WORK TO COMPLETE ▸
The records below must be retyped exactly.

Collected data
########

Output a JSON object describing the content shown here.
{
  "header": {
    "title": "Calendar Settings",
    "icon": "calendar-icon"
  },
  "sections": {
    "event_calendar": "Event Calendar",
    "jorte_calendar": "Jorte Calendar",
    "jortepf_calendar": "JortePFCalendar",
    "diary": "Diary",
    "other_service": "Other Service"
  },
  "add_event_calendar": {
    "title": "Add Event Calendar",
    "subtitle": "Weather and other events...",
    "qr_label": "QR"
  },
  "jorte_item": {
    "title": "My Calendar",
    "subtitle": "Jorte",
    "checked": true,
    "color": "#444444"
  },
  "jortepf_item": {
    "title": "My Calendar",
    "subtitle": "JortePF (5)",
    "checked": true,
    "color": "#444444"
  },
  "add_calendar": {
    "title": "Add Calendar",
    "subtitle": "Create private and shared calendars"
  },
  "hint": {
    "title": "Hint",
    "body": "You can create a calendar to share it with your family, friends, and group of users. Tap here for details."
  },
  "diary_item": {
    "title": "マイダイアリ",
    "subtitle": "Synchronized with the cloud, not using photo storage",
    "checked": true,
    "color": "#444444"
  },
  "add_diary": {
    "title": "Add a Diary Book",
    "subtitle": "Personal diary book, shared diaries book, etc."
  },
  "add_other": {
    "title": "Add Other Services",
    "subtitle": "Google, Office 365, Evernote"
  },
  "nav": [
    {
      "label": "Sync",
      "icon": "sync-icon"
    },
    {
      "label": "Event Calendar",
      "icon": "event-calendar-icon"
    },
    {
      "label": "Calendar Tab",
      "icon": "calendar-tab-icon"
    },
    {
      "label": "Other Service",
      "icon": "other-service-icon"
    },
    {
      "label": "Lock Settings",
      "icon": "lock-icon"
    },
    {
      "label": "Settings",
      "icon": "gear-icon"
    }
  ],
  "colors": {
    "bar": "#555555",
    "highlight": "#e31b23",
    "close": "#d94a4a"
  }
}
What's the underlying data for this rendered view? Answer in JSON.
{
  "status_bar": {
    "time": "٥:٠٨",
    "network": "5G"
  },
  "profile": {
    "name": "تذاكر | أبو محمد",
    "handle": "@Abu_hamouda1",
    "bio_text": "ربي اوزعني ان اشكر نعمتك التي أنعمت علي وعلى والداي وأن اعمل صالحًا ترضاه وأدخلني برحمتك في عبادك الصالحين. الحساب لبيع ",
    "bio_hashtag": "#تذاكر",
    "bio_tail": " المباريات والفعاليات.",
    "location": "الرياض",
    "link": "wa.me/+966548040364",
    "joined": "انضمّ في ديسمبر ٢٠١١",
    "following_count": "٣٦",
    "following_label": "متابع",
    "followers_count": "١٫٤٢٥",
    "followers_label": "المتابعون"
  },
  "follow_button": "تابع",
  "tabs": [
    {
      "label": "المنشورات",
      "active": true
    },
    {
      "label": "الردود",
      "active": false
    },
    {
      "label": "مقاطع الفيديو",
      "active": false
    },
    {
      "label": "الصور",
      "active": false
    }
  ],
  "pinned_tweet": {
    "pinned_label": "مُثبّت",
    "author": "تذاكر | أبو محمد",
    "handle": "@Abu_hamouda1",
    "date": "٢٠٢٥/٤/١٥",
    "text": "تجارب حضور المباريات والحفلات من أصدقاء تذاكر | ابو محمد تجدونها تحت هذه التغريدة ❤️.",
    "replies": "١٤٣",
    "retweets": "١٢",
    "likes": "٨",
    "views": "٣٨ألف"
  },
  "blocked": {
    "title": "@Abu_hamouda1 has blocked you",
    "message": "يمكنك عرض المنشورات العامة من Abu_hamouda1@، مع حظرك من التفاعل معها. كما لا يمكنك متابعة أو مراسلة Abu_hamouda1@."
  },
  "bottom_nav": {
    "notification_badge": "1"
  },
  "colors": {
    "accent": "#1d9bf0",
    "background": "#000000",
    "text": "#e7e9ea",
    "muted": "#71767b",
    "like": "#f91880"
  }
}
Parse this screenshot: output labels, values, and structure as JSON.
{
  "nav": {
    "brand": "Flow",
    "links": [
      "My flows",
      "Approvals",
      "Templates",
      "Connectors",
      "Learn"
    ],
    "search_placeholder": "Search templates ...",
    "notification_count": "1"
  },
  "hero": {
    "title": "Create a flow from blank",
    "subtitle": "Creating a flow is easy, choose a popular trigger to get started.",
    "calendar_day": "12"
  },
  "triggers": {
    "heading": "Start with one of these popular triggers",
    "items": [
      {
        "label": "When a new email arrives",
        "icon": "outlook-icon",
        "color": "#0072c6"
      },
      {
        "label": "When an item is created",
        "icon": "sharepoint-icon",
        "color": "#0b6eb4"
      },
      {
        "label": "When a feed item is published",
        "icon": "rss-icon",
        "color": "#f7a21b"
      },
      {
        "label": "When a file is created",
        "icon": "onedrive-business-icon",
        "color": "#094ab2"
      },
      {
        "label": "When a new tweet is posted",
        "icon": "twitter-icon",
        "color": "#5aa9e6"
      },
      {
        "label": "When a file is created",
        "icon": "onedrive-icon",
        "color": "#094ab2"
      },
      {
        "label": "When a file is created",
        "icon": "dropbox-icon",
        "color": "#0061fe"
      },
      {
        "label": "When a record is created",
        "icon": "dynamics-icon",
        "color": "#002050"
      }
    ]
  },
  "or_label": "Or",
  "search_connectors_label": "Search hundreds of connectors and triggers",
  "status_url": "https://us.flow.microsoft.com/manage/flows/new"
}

########

THE ANSWER ▸
Output a JSON object describing the content shown here.
{
  "header": {
    "title": "Calendar Settings",
    "icon": "calendar-icon"
  },
  "sections": {
    "event_calendar": "Event Calendar",
    "jorte_calendar": "Jorte Calendar",
    "jortepf_calendar": "JortePFCalendar",
    "diary": "Diary",
    "other_service": "Other Service"
  },
  "add_event_calendar": {
    "title": "Add Event Calendar",
    "subtitle": "Weather and other events...",
    "qr_label": "QR"
  },
  "jorte_item": {
    "title": "My Calendar",
    "subtitle": "Jorte",
    "checked": true,
    "color": "#444444"
  },
  "jortepf_item": {
    "title": "My Calendar",
    "subtitle": "JortePF (5)",
    "checked": true,
    "color": "#444444"
  },
  "add_calendar": {
    "title": "Add Calendar",
    "subtitle": "Create private and shared calendars"
  },
  "hint": {
    "title": "Hint",
    "body": "You can create a calendar to share it with your family, friends, and group of users. Tap here for details."
  },
  "diary_item": {
    "title": "マイダイアリ",
    "subtitle": "Synchronized with the cloud, not using photo storage",
    "checked": true,
    "color": "#444444"
  },
  "add_diary": {
    "title": "Add a Diary Book",
    "subtitle": "Personal diary book, shared diaries book, etc."
  },
  "add_other": {
    "title": "Add Other Services",
    "subtitle": "Google, Office 365, Evernote"
  },
  "nav": [
    {
      "label": "Sync",
      "icon": "sync-icon"
    },
    {
      "label": "Event Calendar",
      "icon": "event-calendar-icon"
    },
    {
      "label": "Calendar Tab",
      "icon": "calendar-tab-icon"
    },
    {
      "label": "Other Service",
      "icon": "other-service-icon"
    },
    {
      "label": "Lock Settings",
      "icon": "lock-icon"
    },
    {
      "label": "Settings",
      "icon": "gear-icon"
    }
  ],
  "colors": {
    "bar": "#555555",
    "highlight": "#e31b23",
    "close": "#d94a4a"
  }
}
What's the underlying data for this rendered view? Answer in JSON.
{
  "status_bar": {
    "time": "٥:٠٨",
    "network": "5G"
  },
  "profile": {
    "name": "تذاكر | أبو محمد",
    "handle": "@Abu_hamouda1",
    "bio_text": "ربي اوزعني ان اشكر نعمتك التي أنعمت علي وعلى والداي وأن اعمل صالحًا ترضاه وأدخلني برحمتك في عبادك الصالحين. الحساب لبيع ",
    "bio_hashtag": "#تذاكر",
    "bio_tail": " المباريات والفعاليات.",
    "location": "الرياض",
    "link": "wa.me/+966548040364",
    "joined": "انضمّ في ديسمبر ٢٠١١",
    "following_count": "٣٦",
    "following_label": "متابع",
    "followers_count": "١٫٤٢٥",
    "followers_label": "المتابعون"
  },
  "follow_button": "تابع",
  "tabs": [
    {
      "label": "المنشورات",
      "active": true
    },
    {
      "label": "الردود",
      "active": false
    },
    {
      "label": "مقاطع الفيديو",
      "active": false
    },
    {
      "label": "الصور",
      "active": false
    }
  ],
  "pinned_tweet": {
    "pinned_label": "مُثبّت",
    "author": "تذاكر | أبو محمد",
    "handle": "@Abu_hamouda1",
    "date": "٢٠٢٥/٤/١٥",
    "text": "تجارب حضور المباريات والحفلات من أصدقاء تذاكر | ابو محمد تجدونها تحت هذه التغريدة ❤️.",
    "replies": "١٤٣",
    "retweets": "١٢",
    "likes": "٨",
    "views": "٣٨ألف"
  },
  "blocked": {
    "title": "@Abu_hamouda1 has blocked you",
    "message": "يمكنك عرض المنشورات العامة من Abu_hamouda1@، مع حظرك من التفاعل معها. كما لا يمكنك متابعة أو مراسلة Abu_hamouda1@."
  },
  "bottom_nav": {
    "notification_badge": "1"
  },
  "colors": {
    "accent": "#1d9bf0",
    "background": "#000000",
    "text": "#e7e9ea",
    "muted": "#71767b",
    "like": "#f91880"
  }
}
Parse this screenshot: output labels, values, and structure as JSON.
{
  "nav": {
    "brand": "Flow",
    "links": [
      "My flows",
      "Approvals",
      "Templates",
      "Connectors",
      "Learn"
    ],
    "search_placeholder": "Search templates ...",
    "notification_count": "1"
  },
  "hero": {
    "title": "Create a flow from blank",
    "subtitle": "Creating a flow is easy, choose a popular trigger to get started.",
    "calendar_day": "12"
  },
  "triggers": {
    "heading": "Start with one of these popular triggers",
    "items": [
      {
        "label": "When a new email arrives",
        "icon": "outlook-icon",
        "color": "#0072c6"
      },
      {
        "label": "When an item is created",
        "icon": "sharepoint-icon",
        "color": "#0b6eb4"
      },
      {
        "label": "When a feed item is published",
        "icon": "rss-icon",
        "color": "#f7a21b"
      },
      {
        "label": "When a file is created",
        "icon": "onedrive-business-icon",
        "color": "#094ab2"
      },
      {
        "label": "When a new tweet is posted",
        "icon": "twitter-icon",
        "color": "#5aa9e6"
      },
      {
        "label": "When a file is created",
        "icon": "onedrive-icon",
        "color": "#094ab2"
      },
      {
        "label": "When a file is created",
        "icon": "dropbox-icon",
        "color": "#0061fe"
      },
      {
        "label": "When a record is created",
        "icon": "dynamics-icon",
        "color": "#002050"
      }
    ]
  },
  "or_label": "Or",
  "search_connectors_label": "Search hundreds of connectors and triggers",
  "status_url": "https://us.flow.microsoft.com/manage/flows/new"
}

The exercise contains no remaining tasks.